- _STATED PROBLEM_
Could every line of the data be printed exactly as it reads?

- _LISTED ENTRIES_
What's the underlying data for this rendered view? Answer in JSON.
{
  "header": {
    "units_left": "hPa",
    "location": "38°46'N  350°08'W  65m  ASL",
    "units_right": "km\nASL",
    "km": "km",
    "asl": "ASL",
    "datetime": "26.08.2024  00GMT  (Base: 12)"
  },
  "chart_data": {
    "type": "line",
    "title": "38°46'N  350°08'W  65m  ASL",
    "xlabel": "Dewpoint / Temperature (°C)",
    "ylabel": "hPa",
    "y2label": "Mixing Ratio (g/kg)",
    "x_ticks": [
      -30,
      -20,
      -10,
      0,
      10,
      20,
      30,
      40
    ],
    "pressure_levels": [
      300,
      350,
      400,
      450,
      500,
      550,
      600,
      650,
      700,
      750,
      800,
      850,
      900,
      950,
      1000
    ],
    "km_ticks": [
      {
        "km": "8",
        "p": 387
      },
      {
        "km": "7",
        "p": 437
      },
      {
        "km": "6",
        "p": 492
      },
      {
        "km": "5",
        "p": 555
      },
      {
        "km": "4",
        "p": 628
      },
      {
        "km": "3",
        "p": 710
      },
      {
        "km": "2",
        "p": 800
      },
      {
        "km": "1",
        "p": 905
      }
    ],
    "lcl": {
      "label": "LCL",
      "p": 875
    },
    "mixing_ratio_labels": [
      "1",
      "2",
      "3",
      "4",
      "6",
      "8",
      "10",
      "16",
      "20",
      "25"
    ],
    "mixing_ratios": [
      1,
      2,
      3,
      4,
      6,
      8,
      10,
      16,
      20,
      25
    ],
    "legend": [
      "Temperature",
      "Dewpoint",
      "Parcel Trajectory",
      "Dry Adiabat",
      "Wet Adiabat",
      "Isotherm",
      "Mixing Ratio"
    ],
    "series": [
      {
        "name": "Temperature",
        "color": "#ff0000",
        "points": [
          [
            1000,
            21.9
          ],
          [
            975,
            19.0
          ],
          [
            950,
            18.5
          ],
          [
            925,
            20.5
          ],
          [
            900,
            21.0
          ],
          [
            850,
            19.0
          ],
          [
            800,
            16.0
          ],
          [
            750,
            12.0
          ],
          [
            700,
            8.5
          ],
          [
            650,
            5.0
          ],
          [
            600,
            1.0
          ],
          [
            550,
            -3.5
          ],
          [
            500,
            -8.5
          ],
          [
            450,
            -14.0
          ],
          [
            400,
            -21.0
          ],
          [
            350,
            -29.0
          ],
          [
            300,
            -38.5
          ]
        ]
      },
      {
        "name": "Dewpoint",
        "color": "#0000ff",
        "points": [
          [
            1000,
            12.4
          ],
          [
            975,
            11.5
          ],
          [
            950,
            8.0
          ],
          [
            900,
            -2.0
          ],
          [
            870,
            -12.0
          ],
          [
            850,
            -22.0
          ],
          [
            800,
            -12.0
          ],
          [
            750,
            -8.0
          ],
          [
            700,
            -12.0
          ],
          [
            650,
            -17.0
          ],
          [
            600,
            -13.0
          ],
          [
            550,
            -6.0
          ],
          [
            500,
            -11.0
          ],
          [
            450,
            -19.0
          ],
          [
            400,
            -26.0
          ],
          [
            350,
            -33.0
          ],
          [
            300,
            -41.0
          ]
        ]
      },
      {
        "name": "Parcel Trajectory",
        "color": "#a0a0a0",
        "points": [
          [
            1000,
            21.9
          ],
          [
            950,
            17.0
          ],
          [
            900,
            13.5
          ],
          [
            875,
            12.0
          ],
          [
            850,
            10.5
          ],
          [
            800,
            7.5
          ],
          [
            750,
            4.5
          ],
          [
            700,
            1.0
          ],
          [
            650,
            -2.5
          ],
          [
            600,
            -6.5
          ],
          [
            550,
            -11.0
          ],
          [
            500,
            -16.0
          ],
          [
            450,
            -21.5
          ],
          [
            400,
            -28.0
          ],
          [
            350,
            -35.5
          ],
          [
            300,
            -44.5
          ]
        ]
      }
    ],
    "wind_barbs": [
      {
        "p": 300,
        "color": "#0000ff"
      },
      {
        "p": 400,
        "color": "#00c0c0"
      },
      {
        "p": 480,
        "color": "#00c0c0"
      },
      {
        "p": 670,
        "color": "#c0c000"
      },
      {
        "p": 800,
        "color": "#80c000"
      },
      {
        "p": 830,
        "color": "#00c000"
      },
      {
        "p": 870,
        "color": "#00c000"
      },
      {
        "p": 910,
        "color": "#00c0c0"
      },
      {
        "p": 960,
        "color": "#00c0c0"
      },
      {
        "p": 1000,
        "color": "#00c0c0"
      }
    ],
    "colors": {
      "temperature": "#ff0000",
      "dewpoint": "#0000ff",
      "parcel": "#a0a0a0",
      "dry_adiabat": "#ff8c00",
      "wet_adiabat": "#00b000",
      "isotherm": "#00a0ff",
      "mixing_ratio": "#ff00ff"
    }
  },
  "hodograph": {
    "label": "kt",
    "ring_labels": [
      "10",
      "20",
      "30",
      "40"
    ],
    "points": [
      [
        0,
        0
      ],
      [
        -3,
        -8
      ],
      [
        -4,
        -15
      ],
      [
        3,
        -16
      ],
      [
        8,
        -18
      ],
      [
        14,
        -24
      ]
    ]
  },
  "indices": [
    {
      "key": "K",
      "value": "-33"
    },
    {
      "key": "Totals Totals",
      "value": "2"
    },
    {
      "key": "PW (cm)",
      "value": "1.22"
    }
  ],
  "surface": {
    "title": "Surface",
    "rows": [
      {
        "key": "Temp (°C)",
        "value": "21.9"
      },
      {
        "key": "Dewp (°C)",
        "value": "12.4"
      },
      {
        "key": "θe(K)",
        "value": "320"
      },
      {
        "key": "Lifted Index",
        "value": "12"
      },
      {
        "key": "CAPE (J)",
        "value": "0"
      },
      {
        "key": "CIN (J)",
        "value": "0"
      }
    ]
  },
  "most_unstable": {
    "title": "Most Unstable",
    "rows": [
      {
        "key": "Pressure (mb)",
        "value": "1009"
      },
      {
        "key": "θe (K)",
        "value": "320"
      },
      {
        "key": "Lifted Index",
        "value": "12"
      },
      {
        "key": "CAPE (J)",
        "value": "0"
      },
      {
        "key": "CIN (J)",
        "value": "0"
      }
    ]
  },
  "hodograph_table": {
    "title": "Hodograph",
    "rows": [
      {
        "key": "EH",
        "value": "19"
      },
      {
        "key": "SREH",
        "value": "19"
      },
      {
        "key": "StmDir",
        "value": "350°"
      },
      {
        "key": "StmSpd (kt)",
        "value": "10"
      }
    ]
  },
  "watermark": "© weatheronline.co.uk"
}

- _IN RESPONSE_
What's the underlying data for this rendered view? Answer in JSON.
{
  "header": {
    "units_left": "hPa",
    "location": "38°46'N  350°08'W  65m  ASL",
    "units_right": "km\nASL",
    "km": "km",
    "asl": "ASL",
    "datetime": "26.08.2024  00GMT  (Base: 12)"
  },
  "chart_data": {
    "type": "line",
    "title": "38°46'N  350°08'W  65m  ASL",
    "xlabel": "Dewpoint / Temperature (°C)",
    "ylabel": "hPa",
    "y2label": "Mixing Ratio (g/kg)",
    "x_ticks": [
      -30,
      -20,
      -10,
      0,
      10,
      20,
      30,
      40
    ],
    "pressure_levels": [
      300,
      350,
      400,
      450,
      500,
      550,
      600,
      650,
      700,
      750,
      800,
      850,
      900,
      950,
      1000
    ],
    "km_ticks": [
      {
        "km": "8",
        "p": 387
      },
      {
        "km": "7",
        "p": 437
      },
      {
        "km": "6",
        "p": 492
      },
      {
        "km": "5",
        "p": 555
      },
      {
        "km": "4",
        "p": 628
      },
      {
        "km": "3",
        "p": 710
      },
      {
        "km": "2",
        "p": 800
      },
      {
        "km": "1",
        "p": 905
      }
    ],
    "lcl": {
      "label": "LCL",
      "p": 875
    },
    "mixing_ratio_labels": [
      "1",
      "2",
      "3",
      "4",
      "6",
      "8",
      "10",
      "16",
      "20",
      "25"
    ],
    "mixing_ratios": [
      1,
      2,
      3,
      4,
      6,
      8,
      10,
      16,
      20,
      25
    ],
    "legend": [
      "Temperature",
      "Dewpoint",
      "Parcel Trajectory",
      "Dry Adiabat",
      "Wet Adiabat",
      "Isotherm",
      "Mixing Ratio"
    ],
    "series": [
      {
        "name": "Temperature",
        "color": "#ff0000",
        "points": [
          [
            1000,
            21.9
          ],
          [
            975,
            19.0
          ],
          [
            950,
            18.5
          ],
          [
            925,
            20.5
          ],
          [
            900,
            21.0
          ],
          [
            850,
            19.0
          ],
          [
            800,
            16.0
          ],
          [
            750,
            12.0
          ],
          [
            700,
            8.5
          ],
          [
            650,
            5.0
          ],
          [
            600,
            1.0
          ],
          [
            550,
            -3.5
          ],
          [
            500,
            -8.5
          ],
          [
            450,
            -14.0
          ],
          [
            400,
            -21.0
          ],
          [
            350,
            -29.0
          ],
          [
            300,
            -38.5
          ]
        ]
      },
      {
        "name": "Dewpoint",
        "color": "#0000ff",
        "points": [
          [
            1000,
            12.4
          ],
          [
            975,
            11.5
          ],
          [
            950,
            8.0
          ],
          [
            900,
            -2.0
          ],
          [
            870,
            -12.0
          ],
          [
            850,
            -22.0
          ],
          [
            800,
            -12.0
          ],
          [
            750,
            -8.0
          ],
          [
            700,
            -12.0
          ],
          [
            650,
            -17.0
          ],
          [
            600,
            -13.0
          ],
          [
            550,
            -6.0
          ],
          [
            500,
            -11.0
          ],
          [
            450,
            -19.0
          ],
          [
            400,
            -26.0
          ],
          [
            350,
            -33.0
          ],
          [
            300,
            -41.0
          ]
        ]
      },
      {
        "name": "Parcel Trajectory",
        "color": "#a0a0a0",
        "points": [
          [
            1000,
            21.9
          ],
          [
            950,
            17.0
          ],
          [
            900,
            13.5
          ],
          [
            875,
            12.0
          ],
          [
            850,
            10.5
          ],
          [
            800,
            7.5
          ],
          [
            750,
            4.5
          ],
          [
            700,
            1.0
          ],
          [
            650,
            -2.5
          ],
          [
            600,
            -6.5
          ],
          [
            550,
            -11.0
          ],
          [
            500,
            -16.0
          ],
          [
            450,
            -21.5
          ],
          [
            400,
            -28.0
          ],
          [
            350,
            -35.5
          ],
          [
            300,
            -44.5
          ]
        ]
      }
    ],
    "wind_barbs": [
      {
        "p": 300,
        "color": "#0000ff"
      },
      {
        "p": 400,
        "color": "#00c0c0"
      },
      {
        "p": 480,
        "color": "#00c0c0"
      },
      {
        "p": 670,
        "color": "#c0c000"
      },
      {
        "p": 800,
        "color": "#80c000"
      },
      {
        "p": 830,
        "color": "#00c000"
      },
      {
        "p": 870,
        "color": "#00c000"
      },
      {
        "p": 910,
        "color": "#00c0c0"
      },
      {
        "p": 960,
        "color": "#00c0c0"
      },
      {
        "p": 1000,
        "color": "#00c0c0"
      }
    ],
    "colors": {
      "temperature": "#ff0000",
      "dewpoint": "#0000ff",
      "parcel": "#a0a0a0",
      "dry_adiabat": "#ff8c00",
      "wet_adiabat": "#00b000",
      "isotherm": "#00a0ff",
      "mixing_ratio": "#ff00ff"
    }
  },
  "hodograph": {
    "label": "kt",
    "ring_labels": [
      "10",
      "20",
      "30",
      "40"
    ],
    "points": [
      [
        0,
        0
      ],
      [
        -3,
        -8
      ],
      [
        -4,
        -15
      ],
      [
        3,
        -16
      ],
      [
        8,
        -18
      ],
      [
        14,
        -24
      ]
    ]
  },
  "indices": [
    {
      "key": "K",
      "value": "-33"
    },
    {
      "key": "Totals Totals",
      "value": "2"
    },
    {
      "key": "PW (cm)",
      "value": "1.22"
    }
  ],
  "surface": {
    "title": "Surface",
    "rows": [
      {
        "key": "Temp (°C)",
        "value": "21.9"
      },
      {
        "key": "Dewp (°C)",
        "value": "12.4"
      },
      {
        "key": "θe(K)",
        "value": "320"
      },
      {
        "key": "Lifted Index",
        "value": "12"
      },
      {
        "key": "CAPE (J)",
        "value": "0"
      },
      {
        "key": "CIN (J)",
        "value": "0"
      }
    ]
  },
  "most_unstable": {
    "title": "Most Unstable",
    "rows": [
      {
        "key": "Pressure (mb)",
        "value": "1009"
      },
      {
        "key": "θe (K)",
        "value": "320"
      },
      {
        "key": "Lifted Index",
        "value": "12"
      },
      {
        "key": "CAPE (J)",
        "value": "0"
      },
      {
        "key": "CIN (J)",
        "value": "0"
      }
    ]
  },
  "hodograph_table": {
    "title": "Hodograph",
    "rows": [
      {
        "key": "EH",
        "value": "19"
      },
      {
        "key": "SREH",
        "value": "19"
      },
      {
        "key": "StmDir",
        "value": "350°"
      },
      {
        "key": "StmSpd (kt)",
        "value": "10"
      }
    ]
  },
  "watermark": "© weatheronline.co.uk"
}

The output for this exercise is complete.